Which lines in the records below contain the word "Free"? Copy each one.

[Opening Data section]

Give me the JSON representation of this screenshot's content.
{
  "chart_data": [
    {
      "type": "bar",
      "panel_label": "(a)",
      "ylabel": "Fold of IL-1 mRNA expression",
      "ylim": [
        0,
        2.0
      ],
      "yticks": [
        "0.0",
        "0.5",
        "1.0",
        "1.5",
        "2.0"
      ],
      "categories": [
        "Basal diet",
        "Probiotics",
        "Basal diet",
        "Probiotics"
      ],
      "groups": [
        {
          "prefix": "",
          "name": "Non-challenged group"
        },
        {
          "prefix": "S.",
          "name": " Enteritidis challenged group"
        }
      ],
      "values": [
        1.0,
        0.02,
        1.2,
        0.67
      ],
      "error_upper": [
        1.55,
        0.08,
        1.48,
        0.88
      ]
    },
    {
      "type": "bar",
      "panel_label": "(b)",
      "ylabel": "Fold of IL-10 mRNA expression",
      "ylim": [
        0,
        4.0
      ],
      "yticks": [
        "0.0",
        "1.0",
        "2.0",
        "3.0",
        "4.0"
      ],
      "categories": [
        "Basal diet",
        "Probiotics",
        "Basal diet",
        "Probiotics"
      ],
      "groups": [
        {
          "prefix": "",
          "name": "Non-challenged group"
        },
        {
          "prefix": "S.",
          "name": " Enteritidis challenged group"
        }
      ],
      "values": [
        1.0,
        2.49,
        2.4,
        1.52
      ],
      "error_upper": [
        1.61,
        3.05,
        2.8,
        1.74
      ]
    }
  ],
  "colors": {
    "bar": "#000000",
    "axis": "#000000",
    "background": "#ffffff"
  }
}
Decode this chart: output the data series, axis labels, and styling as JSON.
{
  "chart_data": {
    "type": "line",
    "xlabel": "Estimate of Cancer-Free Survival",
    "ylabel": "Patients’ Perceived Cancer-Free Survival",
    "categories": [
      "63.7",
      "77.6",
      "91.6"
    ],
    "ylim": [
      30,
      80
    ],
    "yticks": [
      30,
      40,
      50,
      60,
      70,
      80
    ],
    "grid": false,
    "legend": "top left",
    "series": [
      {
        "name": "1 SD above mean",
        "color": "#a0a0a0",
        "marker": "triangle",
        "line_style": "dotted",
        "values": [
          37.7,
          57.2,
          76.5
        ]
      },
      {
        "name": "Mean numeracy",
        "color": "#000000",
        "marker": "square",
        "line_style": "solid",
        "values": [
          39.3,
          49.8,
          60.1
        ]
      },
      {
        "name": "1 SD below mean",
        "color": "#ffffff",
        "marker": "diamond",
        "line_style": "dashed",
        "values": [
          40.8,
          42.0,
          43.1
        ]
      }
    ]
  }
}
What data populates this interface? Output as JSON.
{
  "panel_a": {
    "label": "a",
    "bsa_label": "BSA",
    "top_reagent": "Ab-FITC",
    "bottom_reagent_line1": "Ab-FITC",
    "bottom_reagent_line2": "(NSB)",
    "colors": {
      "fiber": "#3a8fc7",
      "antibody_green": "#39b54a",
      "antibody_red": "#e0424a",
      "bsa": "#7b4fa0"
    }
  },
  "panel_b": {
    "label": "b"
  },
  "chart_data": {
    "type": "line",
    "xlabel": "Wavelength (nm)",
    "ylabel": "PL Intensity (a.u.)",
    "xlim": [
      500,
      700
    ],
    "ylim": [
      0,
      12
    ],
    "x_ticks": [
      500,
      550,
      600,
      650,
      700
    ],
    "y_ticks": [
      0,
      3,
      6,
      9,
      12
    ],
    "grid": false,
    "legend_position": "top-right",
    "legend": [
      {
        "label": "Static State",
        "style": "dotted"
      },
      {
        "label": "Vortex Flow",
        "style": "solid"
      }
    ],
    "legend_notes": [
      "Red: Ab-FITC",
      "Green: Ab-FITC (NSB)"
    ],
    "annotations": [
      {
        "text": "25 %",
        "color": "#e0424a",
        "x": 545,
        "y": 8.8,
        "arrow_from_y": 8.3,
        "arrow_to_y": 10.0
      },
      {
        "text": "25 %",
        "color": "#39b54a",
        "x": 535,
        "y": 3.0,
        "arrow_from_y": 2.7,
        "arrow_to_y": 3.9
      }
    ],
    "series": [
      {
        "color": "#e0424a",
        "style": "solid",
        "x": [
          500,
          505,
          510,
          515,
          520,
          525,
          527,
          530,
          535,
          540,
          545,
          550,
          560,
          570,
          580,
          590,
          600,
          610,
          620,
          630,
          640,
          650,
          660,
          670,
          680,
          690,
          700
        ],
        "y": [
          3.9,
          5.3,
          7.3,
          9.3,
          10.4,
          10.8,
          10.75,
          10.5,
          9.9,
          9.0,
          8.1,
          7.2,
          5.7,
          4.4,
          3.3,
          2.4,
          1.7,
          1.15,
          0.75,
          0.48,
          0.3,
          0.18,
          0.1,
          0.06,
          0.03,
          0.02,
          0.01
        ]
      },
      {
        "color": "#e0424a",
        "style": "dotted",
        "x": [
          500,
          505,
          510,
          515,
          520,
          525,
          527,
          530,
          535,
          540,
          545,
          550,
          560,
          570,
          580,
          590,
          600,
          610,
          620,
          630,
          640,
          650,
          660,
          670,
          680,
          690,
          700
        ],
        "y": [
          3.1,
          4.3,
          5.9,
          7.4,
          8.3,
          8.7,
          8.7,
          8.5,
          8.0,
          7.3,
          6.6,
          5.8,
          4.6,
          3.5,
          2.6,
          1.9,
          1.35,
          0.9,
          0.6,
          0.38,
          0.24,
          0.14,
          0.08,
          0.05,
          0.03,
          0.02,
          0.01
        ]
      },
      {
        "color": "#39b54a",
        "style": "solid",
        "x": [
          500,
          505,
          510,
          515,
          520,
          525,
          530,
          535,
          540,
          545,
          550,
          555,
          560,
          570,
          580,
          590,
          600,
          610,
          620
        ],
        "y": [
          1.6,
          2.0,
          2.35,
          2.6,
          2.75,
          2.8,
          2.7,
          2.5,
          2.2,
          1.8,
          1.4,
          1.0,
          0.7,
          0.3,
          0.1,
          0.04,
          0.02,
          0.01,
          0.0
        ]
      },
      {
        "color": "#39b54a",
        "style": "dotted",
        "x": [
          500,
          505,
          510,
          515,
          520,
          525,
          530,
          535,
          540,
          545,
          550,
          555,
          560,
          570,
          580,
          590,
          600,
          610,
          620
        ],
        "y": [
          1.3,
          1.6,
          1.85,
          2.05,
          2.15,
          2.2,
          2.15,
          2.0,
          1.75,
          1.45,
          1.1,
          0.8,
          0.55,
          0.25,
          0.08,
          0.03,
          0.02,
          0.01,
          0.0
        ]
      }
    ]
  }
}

[Closing Data section]

● **Answer to this problem**:
    "xlabel": "Estimate of Cancer-Free Survival",
    "ylabel": "Patients’ Perceived Cancer-Free Survival",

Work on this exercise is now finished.